* Task *
Every record must appear in your copy exactly as written, with no pictures.

* Extracted information *

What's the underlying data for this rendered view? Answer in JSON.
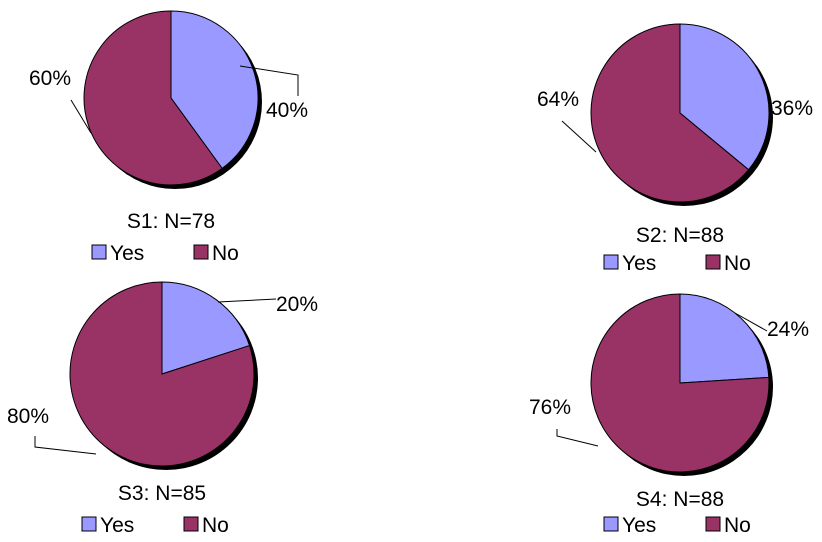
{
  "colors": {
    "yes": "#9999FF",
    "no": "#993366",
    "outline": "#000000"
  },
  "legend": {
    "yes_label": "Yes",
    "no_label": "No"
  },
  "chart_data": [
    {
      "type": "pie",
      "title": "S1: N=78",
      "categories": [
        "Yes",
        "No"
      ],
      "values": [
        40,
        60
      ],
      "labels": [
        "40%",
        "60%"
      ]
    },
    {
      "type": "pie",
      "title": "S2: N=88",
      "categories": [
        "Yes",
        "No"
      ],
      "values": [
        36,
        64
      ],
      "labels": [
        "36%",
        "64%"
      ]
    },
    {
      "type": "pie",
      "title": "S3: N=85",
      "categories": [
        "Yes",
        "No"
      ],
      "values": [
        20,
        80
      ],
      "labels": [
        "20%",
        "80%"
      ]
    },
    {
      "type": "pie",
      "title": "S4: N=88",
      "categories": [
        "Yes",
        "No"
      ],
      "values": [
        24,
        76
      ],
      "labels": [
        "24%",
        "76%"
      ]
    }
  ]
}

* Complete answer *
What's the underlying data for this rendered view? Answer in JSON.
{
  "colors": {
    "yes": "#9999FF",
    "no": "#993366",
    "outline": "#000000"
  },
  "legend": {
    "yes_label": "Yes",
    "no_label": "No"
  },
  "chart_data": [
    {
      "type": "pie",
      "title": "S1: N=78",
      "categories": [
        "Yes",
        "No"
      ],
      "values": [
        40,
        60
      ],
      "labels": [
        "40%",
        "60%"
      ]
    },
    {
      "type": "pie",
      "title": "S2: N=88",
      "categories": [
        "Yes",
        "No"
      ],
      "values": [
        36,
        64
      ],
      "labels": [
        "36%",
        "64%"
      ]
    },
    {
      "type": "pie",
      "title": "S3: N=85",
      "categories": [
        "Yes",
        "No"
      ],
      "values": [
        20,
        80
      ],
      "labels": [
        "20%",
        "80%"
      ]
    },
    {
      "type": "pie",
      "title": "S4: N=88",
      "categories": [
        "Yes",
        "No"
      ],
      "values": [
        24,
        76
      ],
      "labels": [
        "24%",
        "76%"
      ]
    }
  ]
}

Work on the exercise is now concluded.